▶ _TASK TO CARRY OUT_: In this exercise, reproduce all the entries that follow exactly.

Structured figure records:
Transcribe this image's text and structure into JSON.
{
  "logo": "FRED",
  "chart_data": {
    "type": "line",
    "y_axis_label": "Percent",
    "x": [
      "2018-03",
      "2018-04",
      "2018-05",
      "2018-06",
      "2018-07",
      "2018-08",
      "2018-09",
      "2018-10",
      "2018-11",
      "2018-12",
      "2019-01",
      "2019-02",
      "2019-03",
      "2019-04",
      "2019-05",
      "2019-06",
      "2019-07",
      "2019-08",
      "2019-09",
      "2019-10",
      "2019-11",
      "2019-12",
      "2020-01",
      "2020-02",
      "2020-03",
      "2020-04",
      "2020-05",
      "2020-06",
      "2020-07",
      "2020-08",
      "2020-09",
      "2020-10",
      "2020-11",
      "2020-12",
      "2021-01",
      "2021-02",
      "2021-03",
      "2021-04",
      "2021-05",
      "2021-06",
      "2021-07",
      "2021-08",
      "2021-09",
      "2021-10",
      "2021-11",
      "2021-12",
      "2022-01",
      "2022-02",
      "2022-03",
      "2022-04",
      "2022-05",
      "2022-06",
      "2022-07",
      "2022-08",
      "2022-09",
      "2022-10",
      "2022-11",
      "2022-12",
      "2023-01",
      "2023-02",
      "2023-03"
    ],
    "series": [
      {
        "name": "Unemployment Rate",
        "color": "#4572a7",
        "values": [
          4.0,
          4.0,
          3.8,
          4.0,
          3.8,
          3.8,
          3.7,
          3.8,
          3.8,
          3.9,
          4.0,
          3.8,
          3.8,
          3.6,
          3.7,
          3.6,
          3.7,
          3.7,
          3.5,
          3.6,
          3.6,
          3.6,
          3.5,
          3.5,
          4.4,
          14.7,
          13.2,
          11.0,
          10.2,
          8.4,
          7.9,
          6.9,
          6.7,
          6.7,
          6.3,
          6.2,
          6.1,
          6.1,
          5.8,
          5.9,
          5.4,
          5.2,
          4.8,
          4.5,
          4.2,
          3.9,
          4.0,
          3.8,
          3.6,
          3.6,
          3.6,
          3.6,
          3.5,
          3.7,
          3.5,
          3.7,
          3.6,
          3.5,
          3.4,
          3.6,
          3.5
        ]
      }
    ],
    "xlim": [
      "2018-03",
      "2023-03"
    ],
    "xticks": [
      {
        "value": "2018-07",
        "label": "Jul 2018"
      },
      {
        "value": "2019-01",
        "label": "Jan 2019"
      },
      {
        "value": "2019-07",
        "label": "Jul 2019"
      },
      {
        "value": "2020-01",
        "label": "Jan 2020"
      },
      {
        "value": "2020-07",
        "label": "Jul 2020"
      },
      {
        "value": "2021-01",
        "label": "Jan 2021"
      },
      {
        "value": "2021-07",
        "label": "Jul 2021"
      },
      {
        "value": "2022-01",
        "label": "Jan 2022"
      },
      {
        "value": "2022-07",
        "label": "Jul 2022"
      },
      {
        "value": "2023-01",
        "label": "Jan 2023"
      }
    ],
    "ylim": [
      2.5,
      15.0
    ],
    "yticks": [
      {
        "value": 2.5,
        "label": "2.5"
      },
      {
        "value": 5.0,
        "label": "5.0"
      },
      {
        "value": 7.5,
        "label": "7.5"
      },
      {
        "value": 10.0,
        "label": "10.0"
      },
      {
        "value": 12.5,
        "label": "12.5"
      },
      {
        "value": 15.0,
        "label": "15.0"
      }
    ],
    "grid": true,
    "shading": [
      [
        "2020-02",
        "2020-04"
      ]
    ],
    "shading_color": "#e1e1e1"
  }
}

▶ _COMPLETE ANSWER_:
Transcribe this image's text and structure into JSON.
{
  "logo": "FRED",
  "chart_data": {
    "type": "line",
    "y_axis_label": "Percent",
    "x": [
      "2018-03",
      "2018-04",
      "2018-05",
      "2018-06",
      "2018-07",
      "2018-08",
      "2018-09",
      "2018-10",
      "2018-11",
      "2018-12",
      "2019-01",
      "2019-02",
      "2019-03",
      "2019-04",
      "2019-05",
      "2019-06",
      "2019-07",
      "2019-08",
      "2019-09",
      "2019-10",
      "2019-11",
      "2019-12",
      "2020-01",
      "2020-02",
      "2020-03",
      "2020-04",
      "2020-05",
      "2020-06",
      "2020-07",
      "2020-08",
      "2020-09",
      "2020-10",
      "2020-11",
      "2020-12",
      "2021-01",
      "2021-02",
      "2021-03",
      "2021-04",
      "2021-05",
      "2021-06",
      "2021-07",
      "2021-08",
      "2021-09",
      "2021-10",
      "2021-11",
      "2021-12",
      "2022-01",
      "2022-02",
      "2022-03",
      "2022-04",
      "2022-05",
      "2022-06",
      "2022-07",
      "2022-08",
      "2022-09",
      "2022-10",
      "2022-11",
      "2022-12",
      "2023-01",
      "2023-02",
      "2023-03"
    ],
    "series": [
      {
        "name": "Unemployment Rate",
        "color": "#4572a7",
        "values": [
          4.0,
          4.0,
          3.8,
          4.0,
          3.8,
          3.8,
          3.7,
          3.8,
          3.8,
          3.9,
          4.0,
          3.8,
          3.8,
          3.6,
          3.7,
          3.6,
          3.7,
          3.7,
          3.5,
          3.6,
          3.6,
          3.6,
          3.5,
          3.5,
          4.4,
          14.7,
          13.2,
          11.0,
          10.2,
          8.4,
          7.9,
          6.9,
          6.7,
          6.7,
          6.3,
          6.2,
          6.1,
          6.1,
          5.8,
          5.9,
          5.4,
          5.2,
          4.8,
          4.5,
          4.2,
          3.9,
          4.0,
          3.8,
          3.6,
          3.6,
          3.6,
          3.6,
          3.5,
          3.7,
          3.5,
          3.7,
          3.6,
          3.5,
          3.4,
          3.6,
          3.5
        ]
      }
    ],
    "xlim": [
      "2018-03",
      "2023-03"
    ],
    "xticks": [
      {
        "value": "2018-07",
        "label": "Jul 2018"
      },
      {
        "value": "2019-01",
        "label": "Jan 2019"
      },
      {
        "value": "2019-07",
        "label": "Jul 2019"
      },
      {
        "value": "2020-01",
        "label": "Jan 2020"
      },
      {
        "value": "2020-07",
        "label": "Jul 2020"
      },
      {
        "value": "2021-01",
        "label": "Jan 2021"
      },
      {
        "value": "2021-07",
        "label": "Jul 2021"
      },
      {
        "value": "2022-01",
        "label": "Jan 2022"
      },
      {
        "value": "2022-07",
        "label": "Jul 2022"
      },
      {
        "value": "2023-01",
        "label": "Jan 2023"
      }
    ],
    "ylim": [
      2.5,
      15.0
    ],
    "yticks": [
      {
        "value": 2.5,
        "label": "2.5"
      },
      {
        "value": 5.0,
        "label": "5.0"
      },
      {
        "value": 7.5,
        "label": "7.5"
      },
      {
        "value": 10.0,
        "label": "10.0"
      },
      {
        "value": 12.5,
        "label": "12.5"
      },
      {
        "value": 15.0,
        "label": "15.0"
      }
    ],
    "grid": true,
    "shading": [
      [
        "2020-02",
        "2020-04"
      ]
    ],
    "shading_color": "#e1e1e1"
  }
}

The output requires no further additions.